Task to complete: Determine which lines contain the word "correction", then copy those lines.

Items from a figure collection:

=-=-=-=-=

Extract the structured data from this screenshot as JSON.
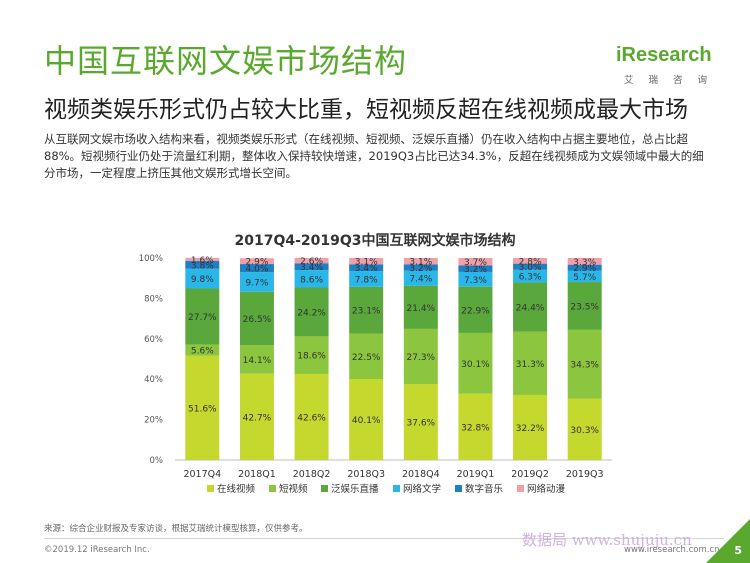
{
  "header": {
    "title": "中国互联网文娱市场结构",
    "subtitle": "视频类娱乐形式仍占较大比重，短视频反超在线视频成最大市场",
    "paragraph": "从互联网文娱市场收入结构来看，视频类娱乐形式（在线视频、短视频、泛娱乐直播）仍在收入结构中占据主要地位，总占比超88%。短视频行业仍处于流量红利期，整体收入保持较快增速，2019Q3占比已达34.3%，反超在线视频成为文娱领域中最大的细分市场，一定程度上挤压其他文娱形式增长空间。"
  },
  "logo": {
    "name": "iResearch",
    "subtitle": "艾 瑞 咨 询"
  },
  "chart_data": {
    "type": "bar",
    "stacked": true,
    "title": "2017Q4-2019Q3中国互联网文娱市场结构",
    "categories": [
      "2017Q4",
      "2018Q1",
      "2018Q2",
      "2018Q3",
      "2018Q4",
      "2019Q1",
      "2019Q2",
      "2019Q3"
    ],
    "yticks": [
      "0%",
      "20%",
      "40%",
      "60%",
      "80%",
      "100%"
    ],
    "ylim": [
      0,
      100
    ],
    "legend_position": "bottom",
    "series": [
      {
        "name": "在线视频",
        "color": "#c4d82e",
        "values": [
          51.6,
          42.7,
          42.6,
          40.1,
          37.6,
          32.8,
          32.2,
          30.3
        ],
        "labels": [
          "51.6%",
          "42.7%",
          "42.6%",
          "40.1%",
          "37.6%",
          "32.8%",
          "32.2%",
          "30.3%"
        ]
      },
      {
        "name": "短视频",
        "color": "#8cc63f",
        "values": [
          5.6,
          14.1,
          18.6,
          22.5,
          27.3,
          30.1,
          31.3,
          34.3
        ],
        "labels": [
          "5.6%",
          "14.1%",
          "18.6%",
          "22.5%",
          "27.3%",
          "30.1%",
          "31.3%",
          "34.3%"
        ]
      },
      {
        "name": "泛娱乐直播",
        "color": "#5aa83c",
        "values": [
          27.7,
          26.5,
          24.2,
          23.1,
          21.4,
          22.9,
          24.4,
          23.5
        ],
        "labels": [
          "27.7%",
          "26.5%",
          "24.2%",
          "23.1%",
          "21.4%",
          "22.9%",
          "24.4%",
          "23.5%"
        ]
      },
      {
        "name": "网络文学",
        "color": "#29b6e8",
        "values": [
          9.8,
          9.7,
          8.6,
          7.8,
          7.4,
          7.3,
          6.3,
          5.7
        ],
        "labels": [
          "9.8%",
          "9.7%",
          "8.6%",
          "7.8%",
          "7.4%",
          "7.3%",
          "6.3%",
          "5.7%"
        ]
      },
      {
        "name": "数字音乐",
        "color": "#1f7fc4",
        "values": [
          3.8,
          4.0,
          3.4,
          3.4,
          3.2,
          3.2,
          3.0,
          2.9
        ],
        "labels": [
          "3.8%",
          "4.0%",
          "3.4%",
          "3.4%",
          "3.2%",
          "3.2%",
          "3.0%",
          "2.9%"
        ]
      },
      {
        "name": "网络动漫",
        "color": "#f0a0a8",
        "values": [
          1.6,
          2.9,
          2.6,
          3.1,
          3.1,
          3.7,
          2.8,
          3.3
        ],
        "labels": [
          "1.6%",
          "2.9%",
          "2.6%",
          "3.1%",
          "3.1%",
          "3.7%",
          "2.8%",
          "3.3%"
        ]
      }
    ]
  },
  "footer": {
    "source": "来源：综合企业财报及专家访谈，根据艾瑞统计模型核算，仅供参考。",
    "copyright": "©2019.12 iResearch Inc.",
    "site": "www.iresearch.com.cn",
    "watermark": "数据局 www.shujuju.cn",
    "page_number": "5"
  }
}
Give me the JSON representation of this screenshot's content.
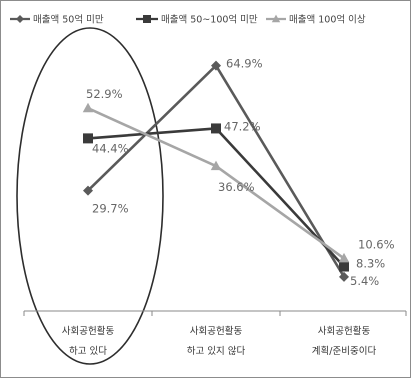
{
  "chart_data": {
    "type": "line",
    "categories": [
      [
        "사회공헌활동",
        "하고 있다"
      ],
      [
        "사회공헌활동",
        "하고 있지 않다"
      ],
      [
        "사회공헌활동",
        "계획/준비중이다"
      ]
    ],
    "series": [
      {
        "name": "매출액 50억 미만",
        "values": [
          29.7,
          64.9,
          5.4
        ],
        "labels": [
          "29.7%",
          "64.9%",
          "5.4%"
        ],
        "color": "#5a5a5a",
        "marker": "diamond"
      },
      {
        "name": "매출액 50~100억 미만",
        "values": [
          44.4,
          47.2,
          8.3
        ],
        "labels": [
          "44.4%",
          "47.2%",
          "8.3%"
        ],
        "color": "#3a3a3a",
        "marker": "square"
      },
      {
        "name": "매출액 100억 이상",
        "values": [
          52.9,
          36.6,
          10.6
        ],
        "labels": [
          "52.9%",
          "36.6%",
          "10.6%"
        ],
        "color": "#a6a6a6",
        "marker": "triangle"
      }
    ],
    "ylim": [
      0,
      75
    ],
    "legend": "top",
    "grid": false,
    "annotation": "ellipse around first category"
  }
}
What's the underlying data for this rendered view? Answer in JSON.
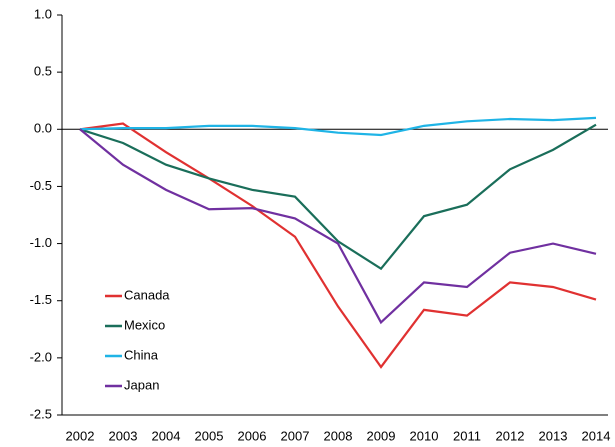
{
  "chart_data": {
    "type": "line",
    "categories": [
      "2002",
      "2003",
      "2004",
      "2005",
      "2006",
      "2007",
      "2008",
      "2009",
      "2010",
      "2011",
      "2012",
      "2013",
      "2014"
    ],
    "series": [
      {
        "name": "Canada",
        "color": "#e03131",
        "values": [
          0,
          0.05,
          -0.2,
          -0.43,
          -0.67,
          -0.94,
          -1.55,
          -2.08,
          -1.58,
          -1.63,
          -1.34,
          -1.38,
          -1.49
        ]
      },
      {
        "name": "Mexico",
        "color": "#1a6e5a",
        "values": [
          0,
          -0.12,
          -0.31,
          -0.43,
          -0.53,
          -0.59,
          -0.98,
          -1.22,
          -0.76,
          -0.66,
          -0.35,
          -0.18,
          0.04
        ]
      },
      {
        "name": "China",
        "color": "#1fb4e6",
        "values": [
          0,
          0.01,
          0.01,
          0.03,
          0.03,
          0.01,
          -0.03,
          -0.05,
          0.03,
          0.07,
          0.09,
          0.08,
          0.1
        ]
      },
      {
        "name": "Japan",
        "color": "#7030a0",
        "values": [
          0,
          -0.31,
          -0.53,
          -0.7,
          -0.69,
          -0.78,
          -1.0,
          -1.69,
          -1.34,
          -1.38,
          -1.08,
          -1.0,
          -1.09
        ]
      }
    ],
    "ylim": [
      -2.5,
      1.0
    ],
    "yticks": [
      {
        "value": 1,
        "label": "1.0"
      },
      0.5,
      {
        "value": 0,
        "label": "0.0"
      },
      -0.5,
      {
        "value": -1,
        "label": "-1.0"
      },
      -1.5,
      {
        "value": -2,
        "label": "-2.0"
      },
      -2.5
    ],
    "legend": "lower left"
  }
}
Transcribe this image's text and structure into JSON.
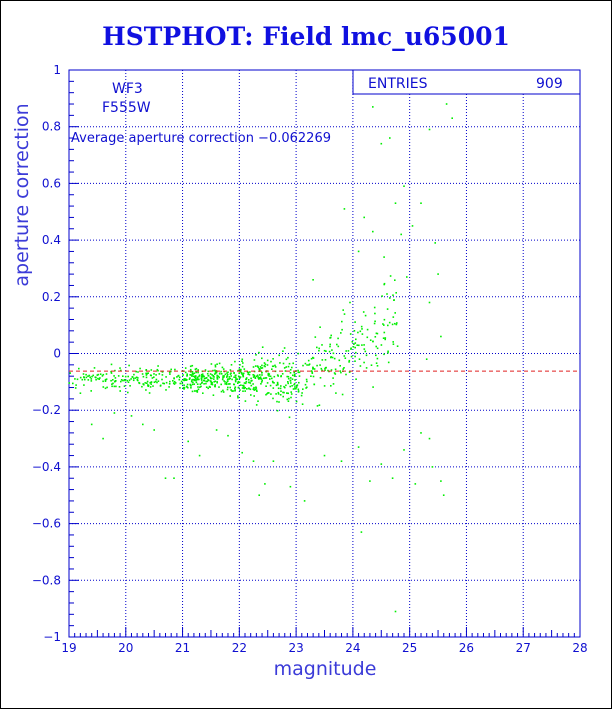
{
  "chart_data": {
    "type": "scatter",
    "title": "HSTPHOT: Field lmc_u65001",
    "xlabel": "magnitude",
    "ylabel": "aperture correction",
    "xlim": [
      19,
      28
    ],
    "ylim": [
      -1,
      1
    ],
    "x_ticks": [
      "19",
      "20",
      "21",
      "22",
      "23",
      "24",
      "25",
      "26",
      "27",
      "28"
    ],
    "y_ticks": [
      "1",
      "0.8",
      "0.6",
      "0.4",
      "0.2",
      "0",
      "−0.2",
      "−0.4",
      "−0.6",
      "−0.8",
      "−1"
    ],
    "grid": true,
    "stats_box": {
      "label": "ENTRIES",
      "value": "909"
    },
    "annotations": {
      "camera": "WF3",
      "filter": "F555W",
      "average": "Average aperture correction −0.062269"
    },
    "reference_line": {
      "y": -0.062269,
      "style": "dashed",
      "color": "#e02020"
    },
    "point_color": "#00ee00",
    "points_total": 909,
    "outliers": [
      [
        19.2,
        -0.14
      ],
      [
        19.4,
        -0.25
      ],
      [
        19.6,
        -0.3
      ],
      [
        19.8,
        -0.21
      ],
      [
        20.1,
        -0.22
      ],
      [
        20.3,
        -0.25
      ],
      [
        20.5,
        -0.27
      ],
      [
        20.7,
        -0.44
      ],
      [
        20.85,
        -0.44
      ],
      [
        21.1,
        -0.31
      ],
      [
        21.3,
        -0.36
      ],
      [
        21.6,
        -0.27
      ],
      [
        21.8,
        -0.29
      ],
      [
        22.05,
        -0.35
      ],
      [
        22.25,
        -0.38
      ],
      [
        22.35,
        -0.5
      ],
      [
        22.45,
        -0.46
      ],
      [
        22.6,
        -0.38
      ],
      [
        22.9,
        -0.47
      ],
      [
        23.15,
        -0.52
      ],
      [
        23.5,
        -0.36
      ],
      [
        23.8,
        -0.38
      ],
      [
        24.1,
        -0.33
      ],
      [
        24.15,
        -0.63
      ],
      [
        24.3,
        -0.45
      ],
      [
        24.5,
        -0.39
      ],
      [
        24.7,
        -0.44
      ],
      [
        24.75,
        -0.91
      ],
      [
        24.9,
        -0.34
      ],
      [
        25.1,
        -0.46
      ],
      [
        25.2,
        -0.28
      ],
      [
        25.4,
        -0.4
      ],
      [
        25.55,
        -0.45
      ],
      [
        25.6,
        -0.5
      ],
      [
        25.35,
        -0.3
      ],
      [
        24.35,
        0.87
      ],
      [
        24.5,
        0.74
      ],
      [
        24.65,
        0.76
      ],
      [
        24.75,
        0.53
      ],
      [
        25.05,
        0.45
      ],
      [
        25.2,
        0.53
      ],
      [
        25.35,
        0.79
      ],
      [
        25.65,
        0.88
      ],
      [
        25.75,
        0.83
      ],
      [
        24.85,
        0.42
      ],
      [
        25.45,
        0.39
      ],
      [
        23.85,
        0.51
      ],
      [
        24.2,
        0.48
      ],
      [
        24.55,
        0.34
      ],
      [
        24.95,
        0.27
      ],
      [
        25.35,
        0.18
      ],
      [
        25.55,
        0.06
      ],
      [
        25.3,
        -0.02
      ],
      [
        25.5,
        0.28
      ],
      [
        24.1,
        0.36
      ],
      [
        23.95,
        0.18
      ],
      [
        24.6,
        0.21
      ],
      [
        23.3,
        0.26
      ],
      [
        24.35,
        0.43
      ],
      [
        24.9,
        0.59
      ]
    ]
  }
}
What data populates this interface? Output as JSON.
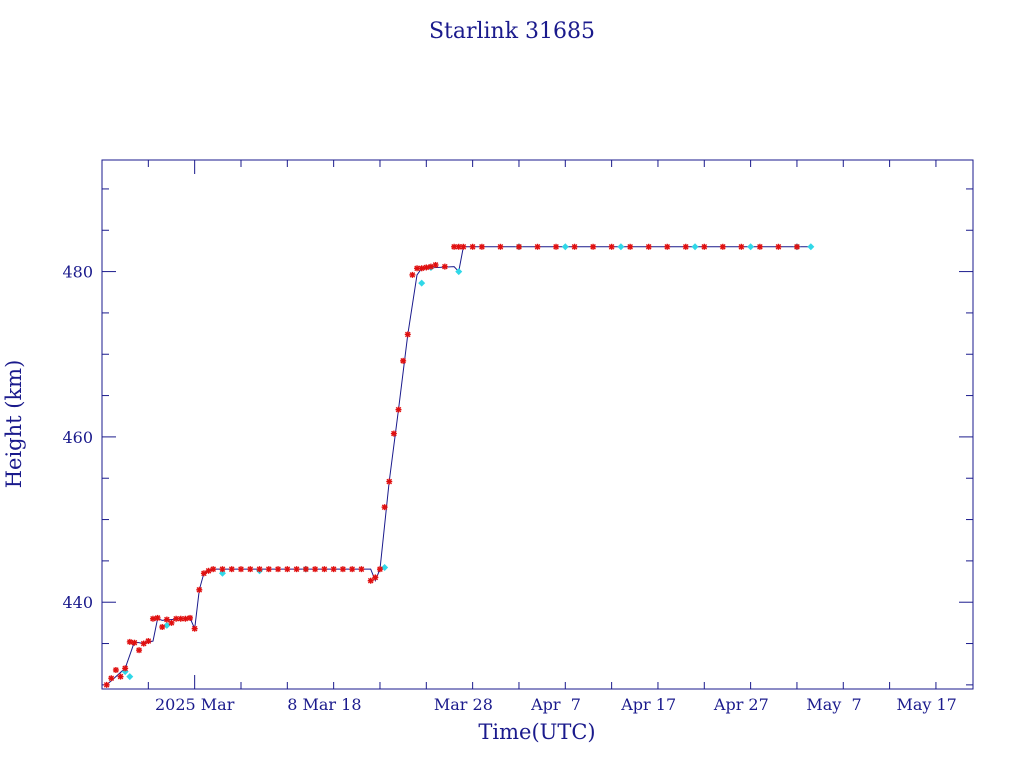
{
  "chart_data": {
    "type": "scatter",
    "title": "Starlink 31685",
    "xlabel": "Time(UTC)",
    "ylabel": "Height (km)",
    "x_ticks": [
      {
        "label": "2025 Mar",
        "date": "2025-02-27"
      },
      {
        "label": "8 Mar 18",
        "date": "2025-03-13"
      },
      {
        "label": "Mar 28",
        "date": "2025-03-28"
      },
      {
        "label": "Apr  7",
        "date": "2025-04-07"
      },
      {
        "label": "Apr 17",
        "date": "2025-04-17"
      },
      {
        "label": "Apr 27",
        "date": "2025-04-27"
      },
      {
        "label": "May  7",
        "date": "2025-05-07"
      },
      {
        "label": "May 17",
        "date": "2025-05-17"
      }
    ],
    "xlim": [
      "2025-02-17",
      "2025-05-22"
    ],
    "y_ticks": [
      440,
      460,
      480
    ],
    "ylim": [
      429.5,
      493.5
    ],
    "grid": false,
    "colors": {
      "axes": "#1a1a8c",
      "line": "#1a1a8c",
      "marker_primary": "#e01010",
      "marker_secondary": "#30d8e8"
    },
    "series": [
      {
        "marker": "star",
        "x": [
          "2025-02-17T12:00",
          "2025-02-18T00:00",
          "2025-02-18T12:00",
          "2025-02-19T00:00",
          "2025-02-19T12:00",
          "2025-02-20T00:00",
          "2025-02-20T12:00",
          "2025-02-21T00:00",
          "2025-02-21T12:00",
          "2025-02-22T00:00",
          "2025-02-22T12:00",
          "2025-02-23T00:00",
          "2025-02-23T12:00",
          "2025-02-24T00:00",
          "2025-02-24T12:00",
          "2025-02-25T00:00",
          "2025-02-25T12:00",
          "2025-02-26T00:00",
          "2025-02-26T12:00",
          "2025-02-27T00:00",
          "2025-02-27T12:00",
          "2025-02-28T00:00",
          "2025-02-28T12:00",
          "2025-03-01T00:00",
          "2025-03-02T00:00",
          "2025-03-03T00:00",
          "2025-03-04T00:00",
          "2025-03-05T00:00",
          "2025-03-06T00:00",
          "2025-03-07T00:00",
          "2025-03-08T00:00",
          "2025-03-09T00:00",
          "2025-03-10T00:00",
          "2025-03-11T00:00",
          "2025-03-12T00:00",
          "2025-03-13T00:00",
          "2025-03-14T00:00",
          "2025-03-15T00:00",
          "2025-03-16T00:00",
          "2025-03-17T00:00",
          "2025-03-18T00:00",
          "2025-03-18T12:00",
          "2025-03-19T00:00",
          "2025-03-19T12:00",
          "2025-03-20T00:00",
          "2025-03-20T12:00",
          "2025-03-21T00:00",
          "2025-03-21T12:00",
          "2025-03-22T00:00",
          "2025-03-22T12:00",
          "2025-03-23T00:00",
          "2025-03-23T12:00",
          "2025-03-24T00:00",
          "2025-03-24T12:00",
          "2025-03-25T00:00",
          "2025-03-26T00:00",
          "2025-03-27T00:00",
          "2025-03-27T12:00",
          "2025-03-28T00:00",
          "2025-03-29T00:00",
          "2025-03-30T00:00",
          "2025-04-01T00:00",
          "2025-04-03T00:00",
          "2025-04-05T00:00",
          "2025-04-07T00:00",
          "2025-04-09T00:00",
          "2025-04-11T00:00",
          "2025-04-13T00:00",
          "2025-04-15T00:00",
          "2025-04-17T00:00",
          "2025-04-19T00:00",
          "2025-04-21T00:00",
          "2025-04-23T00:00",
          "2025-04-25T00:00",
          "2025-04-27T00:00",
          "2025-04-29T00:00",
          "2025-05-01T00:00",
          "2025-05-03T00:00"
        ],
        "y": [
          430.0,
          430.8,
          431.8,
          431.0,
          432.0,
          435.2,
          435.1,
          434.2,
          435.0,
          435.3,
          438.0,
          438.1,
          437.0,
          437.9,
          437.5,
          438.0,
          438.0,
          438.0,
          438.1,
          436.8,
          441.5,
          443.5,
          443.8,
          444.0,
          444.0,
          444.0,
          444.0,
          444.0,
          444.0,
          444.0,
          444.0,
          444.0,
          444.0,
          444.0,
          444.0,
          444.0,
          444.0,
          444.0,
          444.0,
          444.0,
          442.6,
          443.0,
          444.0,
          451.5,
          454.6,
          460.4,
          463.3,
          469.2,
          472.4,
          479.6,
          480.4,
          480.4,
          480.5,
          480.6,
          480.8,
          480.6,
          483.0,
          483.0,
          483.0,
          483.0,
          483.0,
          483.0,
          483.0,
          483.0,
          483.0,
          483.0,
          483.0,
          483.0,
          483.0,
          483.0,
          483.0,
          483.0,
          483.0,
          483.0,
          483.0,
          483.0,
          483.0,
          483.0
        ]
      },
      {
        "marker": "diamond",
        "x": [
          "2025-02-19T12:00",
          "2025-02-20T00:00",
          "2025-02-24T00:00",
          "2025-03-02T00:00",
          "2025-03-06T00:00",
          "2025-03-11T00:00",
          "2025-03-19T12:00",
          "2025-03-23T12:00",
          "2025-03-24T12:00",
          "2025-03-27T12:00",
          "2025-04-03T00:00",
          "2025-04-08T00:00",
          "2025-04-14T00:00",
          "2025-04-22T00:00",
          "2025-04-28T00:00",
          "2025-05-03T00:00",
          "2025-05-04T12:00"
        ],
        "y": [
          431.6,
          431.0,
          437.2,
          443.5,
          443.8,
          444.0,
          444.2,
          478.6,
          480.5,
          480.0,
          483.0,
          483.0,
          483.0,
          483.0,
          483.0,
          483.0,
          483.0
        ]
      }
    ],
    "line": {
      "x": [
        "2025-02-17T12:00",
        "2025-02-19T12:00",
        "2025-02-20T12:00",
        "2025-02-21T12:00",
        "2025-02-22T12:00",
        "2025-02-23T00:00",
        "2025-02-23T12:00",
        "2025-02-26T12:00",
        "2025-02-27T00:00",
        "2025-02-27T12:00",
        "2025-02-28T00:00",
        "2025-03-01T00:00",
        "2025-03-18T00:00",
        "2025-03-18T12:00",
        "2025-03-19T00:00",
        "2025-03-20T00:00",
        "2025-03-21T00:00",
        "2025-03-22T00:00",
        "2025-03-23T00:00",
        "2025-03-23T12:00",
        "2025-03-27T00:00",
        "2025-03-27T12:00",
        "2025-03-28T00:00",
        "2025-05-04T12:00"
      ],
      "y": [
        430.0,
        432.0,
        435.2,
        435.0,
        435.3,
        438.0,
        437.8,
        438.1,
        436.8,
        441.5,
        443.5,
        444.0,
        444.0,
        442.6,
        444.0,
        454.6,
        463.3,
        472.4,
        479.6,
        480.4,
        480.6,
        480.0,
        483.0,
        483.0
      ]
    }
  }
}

=-=-=-=-=

Completed task:
    "ylabel": "aperture correction",
      "average": "Average aperture correction −0.062269"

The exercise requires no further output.